◆ **What you should do**
Each entry below is to be extracted exactly.

== Data rows ==

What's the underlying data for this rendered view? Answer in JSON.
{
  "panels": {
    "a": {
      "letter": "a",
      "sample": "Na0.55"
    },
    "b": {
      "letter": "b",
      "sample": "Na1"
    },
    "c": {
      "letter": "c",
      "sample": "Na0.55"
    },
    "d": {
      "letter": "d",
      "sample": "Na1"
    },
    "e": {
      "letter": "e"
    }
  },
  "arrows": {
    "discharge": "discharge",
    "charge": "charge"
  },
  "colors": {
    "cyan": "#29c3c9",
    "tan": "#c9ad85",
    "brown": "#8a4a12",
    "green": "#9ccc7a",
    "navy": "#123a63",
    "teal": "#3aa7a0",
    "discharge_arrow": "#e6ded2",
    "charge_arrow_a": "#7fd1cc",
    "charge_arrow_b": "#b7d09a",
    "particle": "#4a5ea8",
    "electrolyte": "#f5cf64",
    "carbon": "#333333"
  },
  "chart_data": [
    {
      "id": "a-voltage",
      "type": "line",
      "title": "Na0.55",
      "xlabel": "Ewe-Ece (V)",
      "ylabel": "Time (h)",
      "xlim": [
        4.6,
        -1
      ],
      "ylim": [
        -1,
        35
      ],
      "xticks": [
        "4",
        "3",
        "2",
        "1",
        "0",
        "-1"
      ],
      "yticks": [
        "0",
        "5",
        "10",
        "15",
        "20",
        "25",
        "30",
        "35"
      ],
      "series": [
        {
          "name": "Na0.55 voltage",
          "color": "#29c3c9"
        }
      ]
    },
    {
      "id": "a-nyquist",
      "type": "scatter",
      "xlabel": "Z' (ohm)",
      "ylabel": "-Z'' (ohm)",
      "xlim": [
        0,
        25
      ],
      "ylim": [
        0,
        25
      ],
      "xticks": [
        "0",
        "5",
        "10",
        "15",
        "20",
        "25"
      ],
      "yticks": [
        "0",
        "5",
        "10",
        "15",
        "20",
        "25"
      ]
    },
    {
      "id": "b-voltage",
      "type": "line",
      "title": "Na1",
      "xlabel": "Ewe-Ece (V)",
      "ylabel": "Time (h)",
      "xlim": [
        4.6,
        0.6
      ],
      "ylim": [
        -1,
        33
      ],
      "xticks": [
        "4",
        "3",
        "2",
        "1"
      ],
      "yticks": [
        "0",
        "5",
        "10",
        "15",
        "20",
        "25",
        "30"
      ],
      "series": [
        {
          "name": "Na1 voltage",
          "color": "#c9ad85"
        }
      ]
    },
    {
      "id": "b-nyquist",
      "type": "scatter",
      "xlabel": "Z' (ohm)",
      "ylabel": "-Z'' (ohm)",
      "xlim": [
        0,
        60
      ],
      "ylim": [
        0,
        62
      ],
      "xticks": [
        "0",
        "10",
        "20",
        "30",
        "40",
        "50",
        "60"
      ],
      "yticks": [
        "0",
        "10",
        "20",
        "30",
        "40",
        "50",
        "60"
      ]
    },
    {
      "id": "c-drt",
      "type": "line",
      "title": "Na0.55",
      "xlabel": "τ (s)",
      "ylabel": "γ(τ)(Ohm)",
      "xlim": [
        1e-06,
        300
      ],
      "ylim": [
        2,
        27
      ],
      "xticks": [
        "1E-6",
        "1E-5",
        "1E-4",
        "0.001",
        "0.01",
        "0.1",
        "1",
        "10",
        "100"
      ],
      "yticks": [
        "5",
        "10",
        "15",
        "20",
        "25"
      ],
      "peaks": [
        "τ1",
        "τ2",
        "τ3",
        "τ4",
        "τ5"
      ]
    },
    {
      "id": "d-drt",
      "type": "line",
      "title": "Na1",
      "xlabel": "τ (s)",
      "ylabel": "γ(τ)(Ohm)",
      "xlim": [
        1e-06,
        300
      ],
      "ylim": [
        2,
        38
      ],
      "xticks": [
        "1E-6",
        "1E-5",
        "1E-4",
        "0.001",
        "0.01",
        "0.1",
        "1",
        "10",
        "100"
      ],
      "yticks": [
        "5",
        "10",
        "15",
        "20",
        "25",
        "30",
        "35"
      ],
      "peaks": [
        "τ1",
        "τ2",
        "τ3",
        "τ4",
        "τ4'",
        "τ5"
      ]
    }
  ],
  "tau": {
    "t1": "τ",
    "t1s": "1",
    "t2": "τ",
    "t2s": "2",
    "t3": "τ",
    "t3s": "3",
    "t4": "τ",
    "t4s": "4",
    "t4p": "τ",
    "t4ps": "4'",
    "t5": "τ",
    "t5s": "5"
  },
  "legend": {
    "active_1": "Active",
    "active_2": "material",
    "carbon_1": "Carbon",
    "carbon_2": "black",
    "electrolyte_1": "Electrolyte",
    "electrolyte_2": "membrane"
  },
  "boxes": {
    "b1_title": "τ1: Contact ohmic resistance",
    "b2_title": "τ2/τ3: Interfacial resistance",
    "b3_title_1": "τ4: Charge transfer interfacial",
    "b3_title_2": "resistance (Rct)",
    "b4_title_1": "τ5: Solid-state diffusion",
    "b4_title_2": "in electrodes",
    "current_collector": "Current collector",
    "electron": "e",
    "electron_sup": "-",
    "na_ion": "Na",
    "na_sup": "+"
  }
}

===

◆ **Answer below**
What's the underlying data for this rendered view? Answer in JSON.
{
  "panels": {
    "a": {
      "letter": "a",
      "sample": "Na0.55"
    },
    "b": {
      "letter": "b",
      "sample": "Na1"
    },
    "c": {
      "letter": "c",
      "sample": "Na0.55"
    },
    "d": {
      "letter": "d",
      "sample": "Na1"
    },
    "e": {
      "letter": "e"
    }
  },
  "arrows": {
    "discharge": "discharge",
    "charge": "charge"
  },
  "colors": {
    "cyan": "#29c3c9",
    "tan": "#c9ad85",
    "brown": "#8a4a12",
    "green": "#9ccc7a",
    "navy": "#123a63",
    "teal": "#3aa7a0",
    "discharge_arrow": "#e6ded2",
    "charge_arrow_a": "#7fd1cc",
    "charge_arrow_b": "#b7d09a",
    "particle": "#4a5ea8",
    "electrolyte": "#f5cf64",
    "carbon": "#333333"
  },
  "chart_data": [
    {
      "id": "a-voltage",
      "type": "line",
      "title": "Na0.55",
      "xlabel": "Ewe-Ece (V)",
      "ylabel": "Time (h)",
      "xlim": [
        4.6,
        -1
      ],
      "ylim": [
        -1,
        35
      ],
      "xticks": [
        "4",
        "3",
        "2",
        "1",
        "0",
        "-1"
      ],
      "yticks": [
        "0",
        "5",
        "10",
        "15",
        "20",
        "25",
        "30",
        "35"
      ],
      "series": [
        {
          "name": "Na0.55 voltage",
          "color": "#29c3c9"
        }
      ]
    },
    {
      "id": "a-nyquist",
      "type": "scatter",
      "xlabel": "Z' (ohm)",
      "ylabel": "-Z'' (ohm)",
      "xlim": [
        0,
        25
      ],
      "ylim": [
        0,
        25
      ],
      "xticks": [
        "0",
        "5",
        "10",
        "15",
        "20",
        "25"
      ],
      "yticks": [
        "0",
        "5",
        "10",
        "15",
        "20",
        "25"
      ]
    },
    {
      "id": "b-voltage",
      "type": "line",
      "title": "Na1",
      "xlabel": "Ewe-Ece (V)",
      "ylabel": "Time (h)",
      "xlim": [
        4.6,
        0.6
      ],
      "ylim": [
        -1,
        33
      ],
      "xticks": [
        "4",
        "3",
        "2",
        "1"
      ],
      "yticks": [
        "0",
        "5",
        "10",
        "15",
        "20",
        "25",
        "30"
      ],
      "series": [
        {
          "name": "Na1 voltage",
          "color": "#c9ad85"
        }
      ]
    },
    {
      "id": "b-nyquist",
      "type": "scatter",
      "xlabel": "Z' (ohm)",
      "ylabel": "-Z'' (ohm)",
      "xlim": [
        0,
        60
      ],
      "ylim": [
        0,
        62
      ],
      "xticks": [
        "0",
        "10",
        "20",
        "30",
        "40",
        "50",
        "60"
      ],
      "yticks": [
        "0",
        "10",
        "20",
        "30",
        "40",
        "50",
        "60"
      ]
    },
    {
      "id": "c-drt",
      "type": "line",
      "title": "Na0.55",
      "xlabel": "τ (s)",
      "ylabel": "γ(τ)(Ohm)",
      "xlim": [
        1e-06,
        300
      ],
      "ylim": [
        2,
        27
      ],
      "xticks": [
        "1E-6",
        "1E-5",
        "1E-4",
        "0.001",
        "0.01",
        "0.1",
        "1",
        "10",
        "100"
      ],
      "yticks": [
        "5",
        "10",
        "15",
        "20",
        "25"
      ],
      "peaks": [
        "τ1",
        "τ2",
        "τ3",
        "τ4",
        "τ5"
      ]
    },
    {
      "id": "d-drt",
      "type": "line",
      "title": "Na1",
      "xlabel": "τ (s)",
      "ylabel": "γ(τ)(Ohm)",
      "xlim": [
        1e-06,
        300
      ],
      "ylim": [
        2,
        38
      ],
      "xticks": [
        "1E-6",
        "1E-5",
        "1E-4",
        "0.001",
        "0.01",
        "0.1",
        "1",
        "10",
        "100"
      ],
      "yticks": [
        "5",
        "10",
        "15",
        "20",
        "25",
        "30",
        "35"
      ],
      "peaks": [
        "τ1",
        "τ2",
        "τ3",
        "τ4",
        "τ4'",
        "τ5"
      ]
    }
  ],
  "tau": {
    "t1": "τ",
    "t1s": "1",
    "t2": "τ",
    "t2s": "2",
    "t3": "τ",
    "t3s": "3",
    "t4": "τ",
    "t4s": "4",
    "t4p": "τ",
    "t4ps": "4'",
    "t5": "τ",
    "t5s": "5"
  },
  "legend": {
    "active_1": "Active",
    "active_2": "material",
    "carbon_1": "Carbon",
    "carbon_2": "black",
    "electrolyte_1": "Electrolyte",
    "electrolyte_2": "membrane"
  },
  "boxes": {
    "b1_title": "τ1: Contact ohmic resistance",
    "b2_title": "τ2/τ3: Interfacial resistance",
    "b3_title_1": "τ4: Charge transfer interfacial",
    "b3_title_2": "resistance (Rct)",
    "b4_title_1": "τ5: Solid-state diffusion",
    "b4_title_2": "in electrodes",
    "current_collector": "Current collector",
    "electron": "e",
    "electron_sup": "-",
    "na_ion": "Na",
    "na_sup": "+"
  }
}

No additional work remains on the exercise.